#### [Directions]
Among the lines of the data below, count those that hold the word "measured". Answer with the number alone.

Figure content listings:
[Start of Attachment]
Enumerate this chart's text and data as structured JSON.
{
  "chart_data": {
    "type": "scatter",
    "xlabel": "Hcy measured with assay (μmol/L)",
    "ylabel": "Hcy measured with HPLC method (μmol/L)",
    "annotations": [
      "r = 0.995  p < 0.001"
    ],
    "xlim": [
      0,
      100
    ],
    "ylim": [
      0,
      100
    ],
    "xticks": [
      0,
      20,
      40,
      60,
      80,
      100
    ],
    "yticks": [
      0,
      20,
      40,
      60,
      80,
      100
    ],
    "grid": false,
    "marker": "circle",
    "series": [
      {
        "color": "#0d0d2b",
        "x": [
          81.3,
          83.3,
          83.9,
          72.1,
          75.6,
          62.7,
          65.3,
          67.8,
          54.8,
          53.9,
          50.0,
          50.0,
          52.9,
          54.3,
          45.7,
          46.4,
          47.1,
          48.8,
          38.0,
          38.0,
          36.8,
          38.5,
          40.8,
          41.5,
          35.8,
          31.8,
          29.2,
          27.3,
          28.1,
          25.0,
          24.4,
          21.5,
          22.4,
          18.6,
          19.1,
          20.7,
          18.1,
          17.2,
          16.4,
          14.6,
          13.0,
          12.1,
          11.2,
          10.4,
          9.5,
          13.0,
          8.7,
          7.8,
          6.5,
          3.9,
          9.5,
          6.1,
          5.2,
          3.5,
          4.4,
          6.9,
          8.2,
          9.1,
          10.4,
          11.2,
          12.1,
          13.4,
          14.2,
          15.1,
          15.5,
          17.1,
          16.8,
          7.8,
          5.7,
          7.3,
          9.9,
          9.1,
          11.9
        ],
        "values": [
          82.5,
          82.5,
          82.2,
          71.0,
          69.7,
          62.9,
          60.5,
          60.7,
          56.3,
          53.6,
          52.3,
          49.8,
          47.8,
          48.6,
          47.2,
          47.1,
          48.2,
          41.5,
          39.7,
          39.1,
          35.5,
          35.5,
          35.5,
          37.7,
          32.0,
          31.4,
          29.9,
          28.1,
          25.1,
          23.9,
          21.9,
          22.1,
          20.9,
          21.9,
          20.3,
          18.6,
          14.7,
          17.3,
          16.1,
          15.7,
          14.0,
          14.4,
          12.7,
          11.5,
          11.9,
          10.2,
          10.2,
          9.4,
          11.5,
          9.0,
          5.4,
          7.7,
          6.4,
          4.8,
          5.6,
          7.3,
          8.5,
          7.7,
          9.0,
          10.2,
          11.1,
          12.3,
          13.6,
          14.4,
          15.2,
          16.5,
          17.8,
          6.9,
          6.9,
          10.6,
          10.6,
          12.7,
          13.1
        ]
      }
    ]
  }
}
[End of Attachment]
#### [Reply to the task]
2